▶ _Task goal_
All lines below must be repeated exactly, with the pictures omitted.

▶ _Records supplied_
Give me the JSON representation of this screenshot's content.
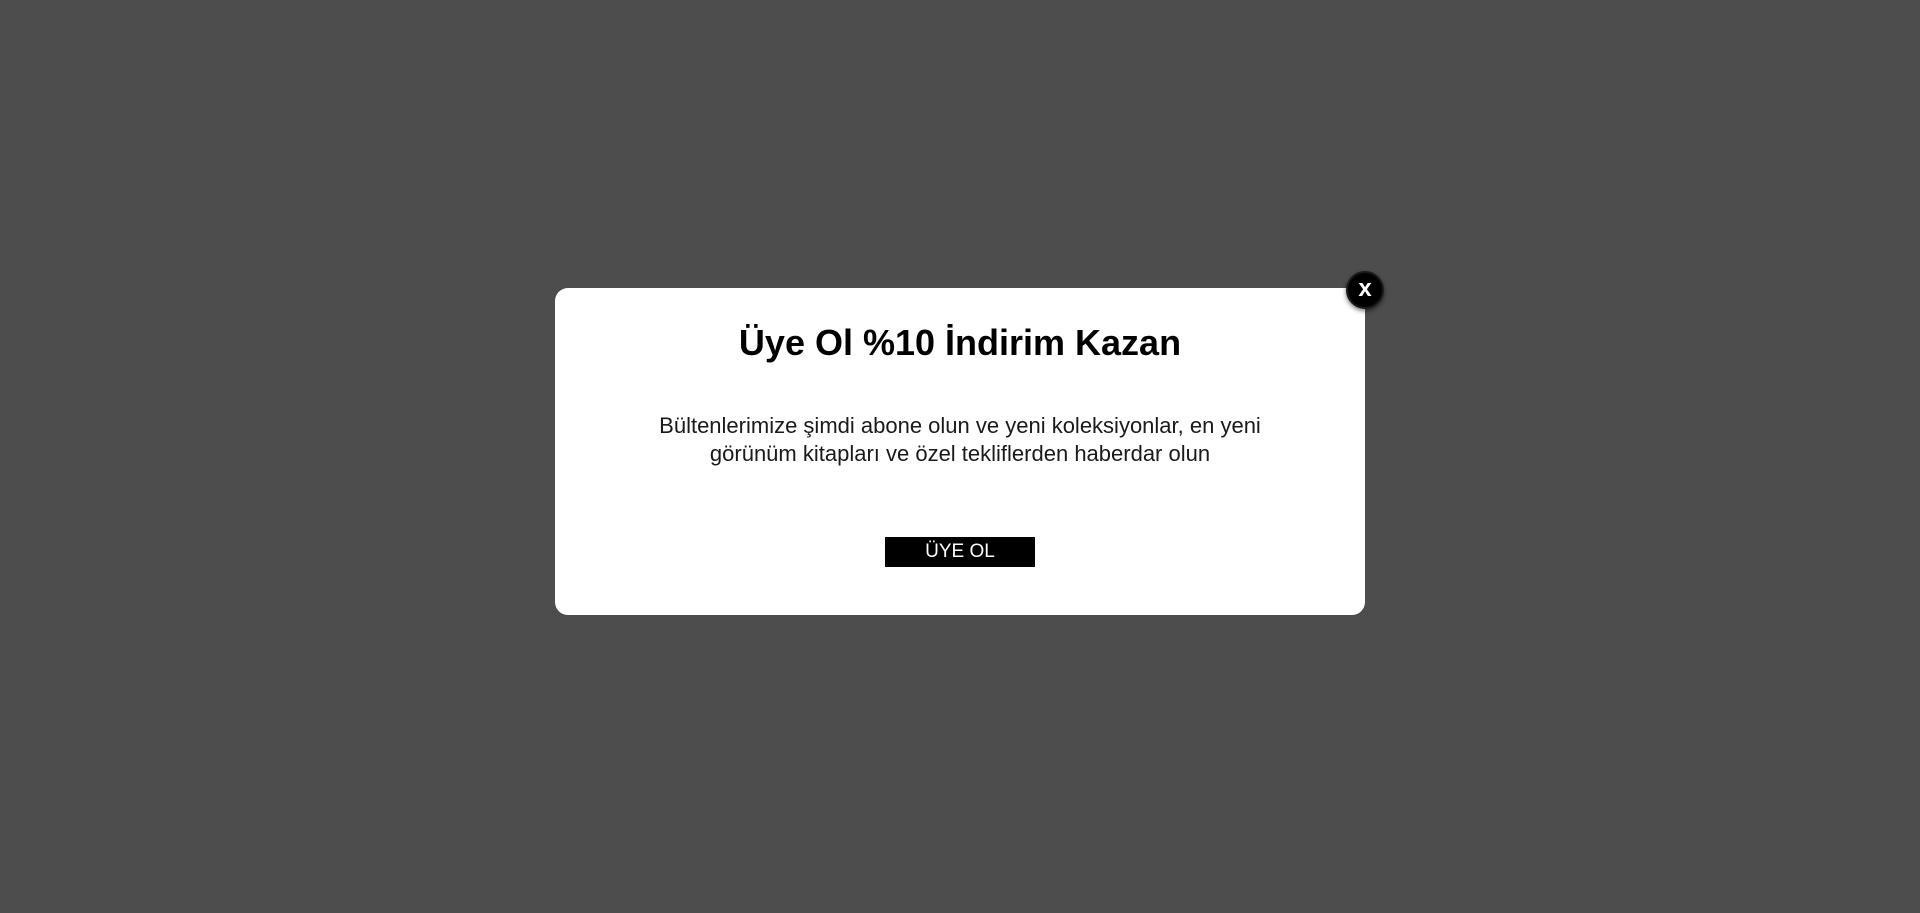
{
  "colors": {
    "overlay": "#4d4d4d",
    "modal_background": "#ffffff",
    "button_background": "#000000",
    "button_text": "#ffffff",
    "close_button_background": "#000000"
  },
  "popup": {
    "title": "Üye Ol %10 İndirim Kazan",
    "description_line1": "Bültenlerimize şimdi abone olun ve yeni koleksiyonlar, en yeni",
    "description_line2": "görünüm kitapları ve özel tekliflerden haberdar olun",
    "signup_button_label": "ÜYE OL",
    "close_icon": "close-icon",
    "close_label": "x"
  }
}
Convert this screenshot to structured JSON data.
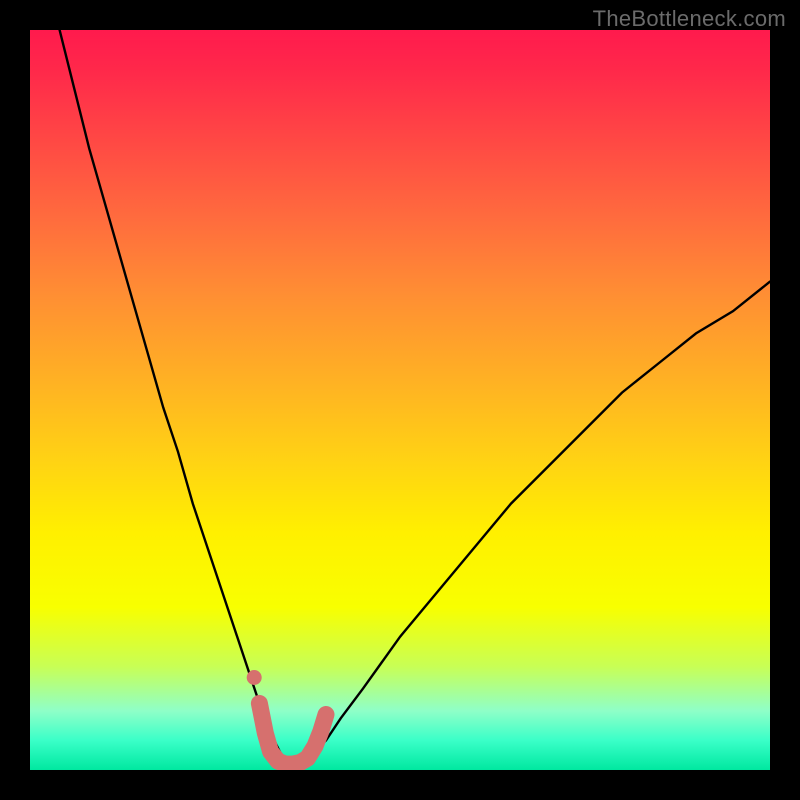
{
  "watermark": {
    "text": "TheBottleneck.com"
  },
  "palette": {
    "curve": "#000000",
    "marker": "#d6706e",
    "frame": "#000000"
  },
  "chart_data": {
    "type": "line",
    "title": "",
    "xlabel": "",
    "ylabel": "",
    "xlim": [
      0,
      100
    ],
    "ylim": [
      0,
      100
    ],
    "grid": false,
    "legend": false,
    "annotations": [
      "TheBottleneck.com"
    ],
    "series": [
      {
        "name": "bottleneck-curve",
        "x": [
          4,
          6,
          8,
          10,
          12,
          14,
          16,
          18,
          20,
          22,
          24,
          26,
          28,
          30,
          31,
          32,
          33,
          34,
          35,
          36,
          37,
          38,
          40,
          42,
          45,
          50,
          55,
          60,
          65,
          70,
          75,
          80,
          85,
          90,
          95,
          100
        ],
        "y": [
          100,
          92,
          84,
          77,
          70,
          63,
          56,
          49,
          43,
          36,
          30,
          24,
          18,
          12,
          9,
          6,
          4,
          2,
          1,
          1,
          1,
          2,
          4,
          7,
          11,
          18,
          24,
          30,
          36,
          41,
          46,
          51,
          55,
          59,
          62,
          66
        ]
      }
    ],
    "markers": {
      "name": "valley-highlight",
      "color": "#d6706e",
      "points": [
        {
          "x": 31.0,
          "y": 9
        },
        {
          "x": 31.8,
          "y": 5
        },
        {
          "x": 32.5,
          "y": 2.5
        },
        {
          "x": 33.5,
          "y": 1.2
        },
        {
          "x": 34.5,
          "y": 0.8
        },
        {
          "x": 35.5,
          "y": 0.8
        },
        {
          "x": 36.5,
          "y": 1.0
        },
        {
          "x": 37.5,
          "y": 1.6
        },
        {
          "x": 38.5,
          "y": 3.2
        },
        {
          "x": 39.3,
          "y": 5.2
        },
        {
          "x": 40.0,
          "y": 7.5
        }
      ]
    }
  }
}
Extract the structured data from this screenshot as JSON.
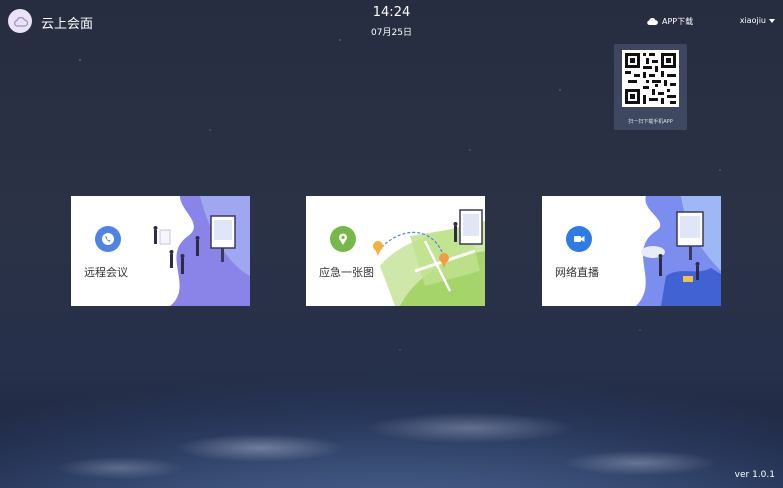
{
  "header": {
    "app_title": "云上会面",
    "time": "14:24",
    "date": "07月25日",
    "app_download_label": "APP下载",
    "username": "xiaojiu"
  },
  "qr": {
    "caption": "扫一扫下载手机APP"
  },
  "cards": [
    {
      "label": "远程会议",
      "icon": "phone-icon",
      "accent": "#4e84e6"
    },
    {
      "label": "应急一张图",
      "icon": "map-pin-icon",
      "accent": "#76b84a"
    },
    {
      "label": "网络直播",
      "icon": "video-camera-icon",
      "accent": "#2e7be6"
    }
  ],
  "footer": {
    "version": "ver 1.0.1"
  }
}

▶ _Task response_
Give me the JSON representation of this screenshot's content.
{
  "colors": {
    "overlay": "#4d4d4d",
    "modal_background": "#ffffff",
    "button_background": "#000000",
    "button_text": "#ffffff",
    "close_button_background": "#000000"
  },
  "popup": {
    "title": "Üye Ol %10 İndirim Kazan",
    "description_line1": "Bültenlerimize şimdi abone olun ve yeni koleksiyonlar, en yeni",
    "description_line2": "görünüm kitapları ve özel tekliflerden haberdar olun",
    "signup_button_label": "ÜYE OL",
    "close_icon": "close-icon",
    "close_label": "x"
  }
}
Convert this screenshot to structured JSON data.
{
  "watermark": {
    "text": "TheBottleneck.com"
  },
  "palette": {
    "curve": "#000000",
    "marker": "#d6706e",
    "frame": "#000000"
  },
  "chart_data": {
    "type": "line",
    "title": "",
    "xlabel": "",
    "ylabel": "",
    "xlim": [
      0,
      100
    ],
    "ylim": [
      0,
      100
    ],
    "grid": false,
    "legend": false,
    "annotations": [
      "TheBottleneck.com"
    ],
    "series": [
      {
        "name": "bottleneck-curve",
        "x": [
          4,
          6,
          8,
          10,
          12,
          14,
          16,
          18,
          20,
          22,
          24,
          26,
          28,
          30,
          31,
          32,
          33,
          34,
          35,
          36,
          37,
          38,
          40,
          42,
          45,
          50,
          55,
          60,
          65,
          70,
          75,
          80,
          85,
          90,
          95,
          100
        ],
        "y": [
          100,
          92,
          84,
          77,
          70,
          63,
          56,
          49,
          43,
          36,
          30,
          24,
          18,
          12,
          9,
          6,
          4,
          2,
          1,
          1,
          1,
          2,
          4,
          7,
          11,
          18,
          24,
          30,
          36,
          41,
          46,
          51,
          55,
          59,
          62,
          66
        ]
      }
    ],
    "markers": {
      "name": "valley-highlight",
      "color": "#d6706e",
      "points": [
        {
          "x": 31.0,
          "y": 9
        },
        {
          "x": 31.8,
          "y": 5
        },
        {
          "x": 32.5,
          "y": 2.5
        },
        {
          "x": 33.5,
          "y": 1.2
        },
        {
          "x": 34.5,
          "y": 0.8
        },
        {
          "x": 35.5,
          "y": 0.8
        },
        {
          "x": 36.5,
          "y": 1.0
        },
        {
          "x": 37.5,
          "y": 1.6
        },
        {
          "x": 38.5,
          "y": 3.2
        },
        {
          "x": 39.3,
          "y": 5.2
        },
        {
          "x": 40.0,
          "y": 7.5
        }
      ]
    }
  }
}
Extract the structured data from this screenshot as JSON.
{
  "header": {
    "app_title": "云上会面",
    "time": "14:24",
    "date": "07月25日",
    "app_download_label": "APP下载",
    "username": "xiaojiu"
  },
  "qr": {
    "caption": "扫一扫下载手机APP"
  },
  "cards": [
    {
      "label": "远程会议",
      "icon": "phone-icon",
      "accent": "#4e84e6"
    },
    {
      "label": "应急一张图",
      "icon": "map-pin-icon",
      "accent": "#76b84a"
    },
    {
      "label": "网络直播",
      "icon": "video-camera-icon",
      "accent": "#2e7be6"
    }
  ],
  "footer": {
    "version": "ver 1.0.1"
  }
}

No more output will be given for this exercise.